====== READING TEXT

Authors: Sevigny J, Chiao P, Bussière T, Weinreb PH, Williams L, Maier M, Dunstan R, Salloway S, Chen T, Ling Y, O’Gorman J, Qian F, Arastu M, Li M, Chollate S, Brennan MS, Quintero-Monzon O, Scannevin RH, Arnold HM, Engber T, Rhodes K, Ferrero J, Hang Y, Mikulskis A, Grimm J, Hock C, Nitsch RM, Sandrock A.
Journal: Nature. 2016 Aug 31;537(7618):50-6.
PMID: 27582220

In this study, the researcher conducted a 12-month, double-blind, placebo-controlled trial of the antibody Aducanumab. This antibody specifically binds to potentially harmful beta-amyloid aggregates (both small and large). At the very start of the trial, each participants was given a brain scan which allowed the researchers to determine the baseline level of beta-amyloid in the brains of the subjects. 

All together the study involved 165 people, randomly divided into five different groups: 4 groups received the 4 different concentrations of the drug (1, 3, 6 or 10 mg per kg) and 1 group which received a placebo treatment. Of these, 125 people completed the study which was 12 months long. Each month they received an injection of the respective treatment (remember these are manufactured antibodies, the body can’t make this particular antibody so it has to be repeated injected).

============

> _WORK TO BE COMPLETED_: Carry the summary of the Aducanumab trial forward from its last sentence. The material after this point is separate from the Aducanumab trial summary.

====== RECORDS SUPPLIED

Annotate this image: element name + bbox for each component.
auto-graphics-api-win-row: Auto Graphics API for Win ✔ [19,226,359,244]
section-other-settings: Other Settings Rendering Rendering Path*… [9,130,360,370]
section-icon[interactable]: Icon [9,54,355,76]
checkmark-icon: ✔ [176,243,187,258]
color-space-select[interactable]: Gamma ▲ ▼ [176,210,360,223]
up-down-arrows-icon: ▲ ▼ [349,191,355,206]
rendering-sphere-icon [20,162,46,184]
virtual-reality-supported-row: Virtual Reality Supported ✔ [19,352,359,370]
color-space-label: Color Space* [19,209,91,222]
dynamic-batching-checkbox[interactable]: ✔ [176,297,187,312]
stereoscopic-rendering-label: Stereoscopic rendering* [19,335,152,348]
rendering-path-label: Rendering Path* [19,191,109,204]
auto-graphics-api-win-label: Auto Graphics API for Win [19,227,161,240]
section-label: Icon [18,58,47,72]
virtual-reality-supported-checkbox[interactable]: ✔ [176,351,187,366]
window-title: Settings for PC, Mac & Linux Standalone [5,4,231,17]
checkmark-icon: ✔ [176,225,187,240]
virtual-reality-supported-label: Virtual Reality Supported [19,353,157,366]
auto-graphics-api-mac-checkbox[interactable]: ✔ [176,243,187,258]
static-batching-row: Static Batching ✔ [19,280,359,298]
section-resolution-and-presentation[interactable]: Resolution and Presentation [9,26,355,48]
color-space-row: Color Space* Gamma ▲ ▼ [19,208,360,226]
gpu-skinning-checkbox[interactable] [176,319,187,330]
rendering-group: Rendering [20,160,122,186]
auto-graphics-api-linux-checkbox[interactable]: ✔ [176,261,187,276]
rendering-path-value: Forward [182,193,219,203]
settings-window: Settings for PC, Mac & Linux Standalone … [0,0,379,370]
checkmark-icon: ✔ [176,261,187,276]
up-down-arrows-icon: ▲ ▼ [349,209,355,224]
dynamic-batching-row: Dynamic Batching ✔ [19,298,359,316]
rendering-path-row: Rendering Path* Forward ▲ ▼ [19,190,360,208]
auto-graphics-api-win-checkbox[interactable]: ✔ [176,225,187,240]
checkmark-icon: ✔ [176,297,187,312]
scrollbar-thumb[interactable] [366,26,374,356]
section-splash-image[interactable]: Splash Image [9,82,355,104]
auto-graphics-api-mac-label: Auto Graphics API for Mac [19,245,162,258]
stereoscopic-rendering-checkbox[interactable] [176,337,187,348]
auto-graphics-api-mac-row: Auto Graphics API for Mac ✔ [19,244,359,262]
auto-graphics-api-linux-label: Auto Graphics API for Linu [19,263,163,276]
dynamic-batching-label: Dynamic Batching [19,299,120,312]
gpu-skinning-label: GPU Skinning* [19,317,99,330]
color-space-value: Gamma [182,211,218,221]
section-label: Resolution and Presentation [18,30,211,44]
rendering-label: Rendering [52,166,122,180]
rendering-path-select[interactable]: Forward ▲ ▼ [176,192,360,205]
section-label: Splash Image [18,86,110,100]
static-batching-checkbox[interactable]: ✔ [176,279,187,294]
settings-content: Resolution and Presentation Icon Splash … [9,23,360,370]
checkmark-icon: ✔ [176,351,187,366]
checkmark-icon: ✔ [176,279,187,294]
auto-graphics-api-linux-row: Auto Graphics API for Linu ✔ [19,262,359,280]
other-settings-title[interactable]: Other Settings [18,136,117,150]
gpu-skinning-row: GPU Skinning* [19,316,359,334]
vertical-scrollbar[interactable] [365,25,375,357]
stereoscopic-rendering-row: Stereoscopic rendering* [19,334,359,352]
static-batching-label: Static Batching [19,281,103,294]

============

> _RESPONSE TO THIS EXERCISE_:
After 12 months of treatment, the subjects in the  3, 6 and 10 mg per kg groups exhibited a significant reduction in the levels of beta-amyloid protein in the brain (according to brain scan images), indicating that Aducanumab – the injected antibody – was doing it’s job. Individuals who received the highest doses of Aducanumab had the biggest reductions in beta-amyloid in the brain. Interestingly, this reduction in beta-amyloid in the brain was accompanied by a slowing of the clinical decline as measured by tests of dementia.  Individuals treated with the placebo saw neither any reduction in their brain levels of beta amyloid nor their clinical decline.

The authors considered this study strong justification for larger phase III trials. Two of them are now in progress, with completion dates expected around 2020.

So this is a good thing right?

Yes, this is a very exciting result for the Alzheimer’s community. But the results must be taken with a grain of salt. We have discussed beta-amyloid in a previous post (Click here for that post). While it has long been considered the bad boy of the Alzheimer’s world, the function of beta-amyloid remains the subject of debate. Some researchers worry about the medical removal of it from the brain, especially if it has positive functions like anti-microbial (or disease fighting) properties.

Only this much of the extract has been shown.